### WRITTEN TASK:
Repeat the listing that follows, character for character, minus the pictures.

### THE INPUT:
•••••

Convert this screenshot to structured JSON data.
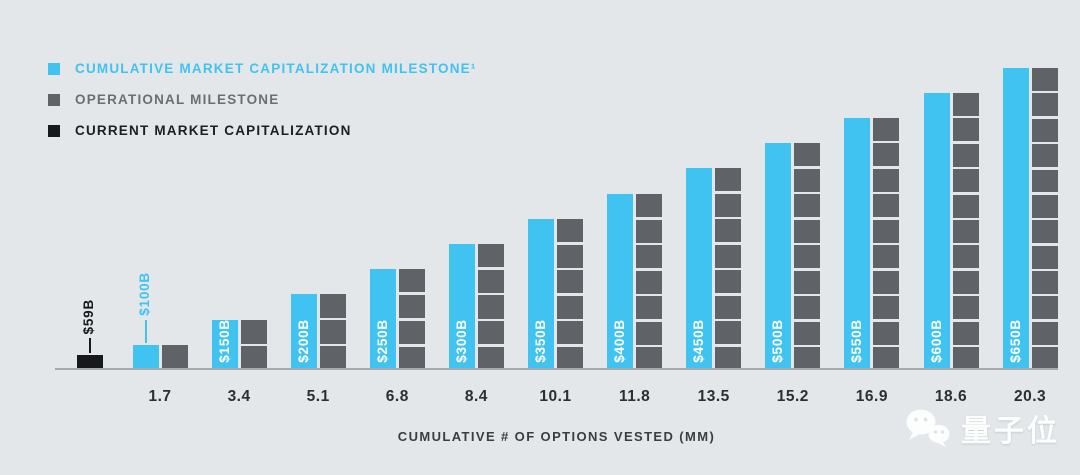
{
  "colors": {
    "background": "#e3e7ea",
    "market_cap_milestone": "#41c3f2",
    "operational_milestone": "#5f6367",
    "current_market_cap": "#17191d",
    "axis_line": "#a4a9ad",
    "tick_text": "#2b2f34",
    "bar_label_text": "#ffffff"
  },
  "legend": {
    "items": [
      {
        "id": "market-cap-milestone",
        "label": "CUMULATIVE MARKET CAPITALIZATION MILESTONE¹",
        "swatch_color": "#41c3f2",
        "text_color": "#41c3f2"
      },
      {
        "id": "operational-milestone",
        "label": "OPERATIONAL MILESTONE",
        "swatch_color": "#5f6367",
        "text_color": "#6b6f74"
      },
      {
        "id": "current-market-cap",
        "label": "CURRENT MARKET CAPITALIZATION",
        "swatch_color": "#17191d",
        "text_color": "#1b1e22"
      }
    ]
  },
  "chart_data": {
    "type": "bar",
    "title": "",
    "xlabel": "CUMULATIVE # OF OPTIONS VESTED (MM)",
    "ylabel": "",
    "grid": false,
    "legend_position": "top-left",
    "categories": [
      "1.7",
      "3.4",
      "5.1",
      "6.8",
      "8.4",
      "10.1",
      "11.8",
      "13.5",
      "15.2",
      "16.9",
      "18.6",
      "20.3"
    ],
    "series": [
      {
        "name": "CUMULATIVE MARKET CAPITALIZATION MILESTONE¹",
        "labels": [
          "$100B",
          "$150B",
          "$200B",
          "$250B",
          "$300B",
          "$350B",
          "$400B",
          "$450B",
          "$500B",
          "$550B",
          "$600B",
          "$650B"
        ],
        "values_billions": [
          100,
          150,
          200,
          250,
          300,
          350,
          400,
          450,
          500,
          550,
          600,
          650
        ]
      },
      {
        "name": "OPERATIONAL MILESTONE",
        "segment_counts": [
          1,
          2,
          3,
          4,
          5,
          6,
          7,
          8,
          9,
          10,
          11,
          12
        ]
      },
      {
        "name": "CURRENT MARKET CAPITALIZATION",
        "label": "$59B",
        "value_billions": 59
      }
    ]
  },
  "watermark": {
    "icon": "wechat-icon",
    "text": "量子位"
  }
}
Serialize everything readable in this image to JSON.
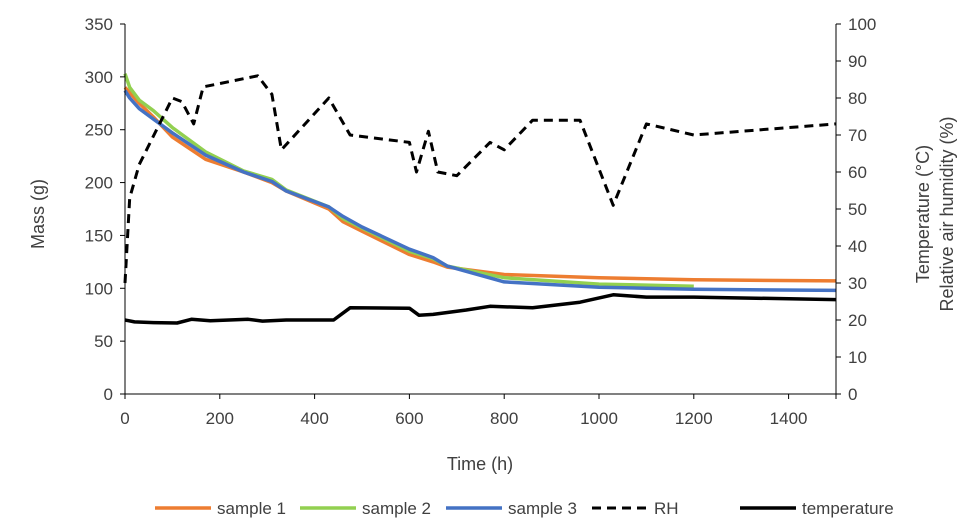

•••••

### FULL SOLUTION:
Convert this screenshot to structured JSON data.
{
  "colors": {
    "background": "#e3e7ea",
    "market_cap_milestone": "#41c3f2",
    "operational_milestone": "#5f6367",
    "current_market_cap": "#17191d",
    "axis_line": "#a4a9ad",
    "tick_text": "#2b2f34",
    "bar_label_text": "#ffffff"
  },
  "legend": {
    "items": [
      {
        "id": "market-cap-milestone",
        "label": "CUMULATIVE MARKET CAPITALIZATION MILESTONE¹",
        "swatch_color": "#41c3f2",
        "text_color": "#41c3f2"
      },
      {
        "id": "operational-milestone",
        "label": "OPERATIONAL MILESTONE",
        "swatch_color": "#5f6367",
        "text_color": "#6b6f74"
      },
      {
        "id": "current-market-cap",
        "label": "CURRENT MARKET CAPITALIZATION",
        "swatch_color": "#17191d",
        "text_color": "#1b1e22"
      }
    ]
  },
  "chart_data": {
    "type": "bar",
    "title": "",
    "xlabel": "CUMULATIVE # OF OPTIONS VESTED (MM)",
    "ylabel": "",
    "grid": false,
    "legend_position": "top-left",
    "categories": [
      "1.7",
      "3.4",
      "5.1",
      "6.8",
      "8.4",
      "10.1",
      "11.8",
      "13.5",
      "15.2",
      "16.9",
      "18.6",
      "20.3"
    ],
    "series": [
      {
        "name": "CUMULATIVE MARKET CAPITALIZATION MILESTONE¹",
        "labels": [
          "$100B",
          "$150B",
          "$200B",
          "$250B",
          "$300B",
          "$350B",
          "$400B",
          "$450B",
          "$500B",
          "$550B",
          "$600B",
          "$650B"
        ],
        "values_billions": [
          100,
          150,
          200,
          250,
          300,
          350,
          400,
          450,
          500,
          550,
          600,
          650
        ]
      },
      {
        "name": "OPERATIONAL MILESTONE",
        "segment_counts": [
          1,
          2,
          3,
          4,
          5,
          6,
          7,
          8,
          9,
          10,
          11,
          12
        ]
      },
      {
        "name": "CURRENT MARKET CAPITALIZATION",
        "label": "$59B",
        "value_billions": 59
      }
    ]
  },
  "watermark": {
    "icon": "wechat-icon",
    "text": "量子位"
  }
}
Serialize everything readable in this image to JSON.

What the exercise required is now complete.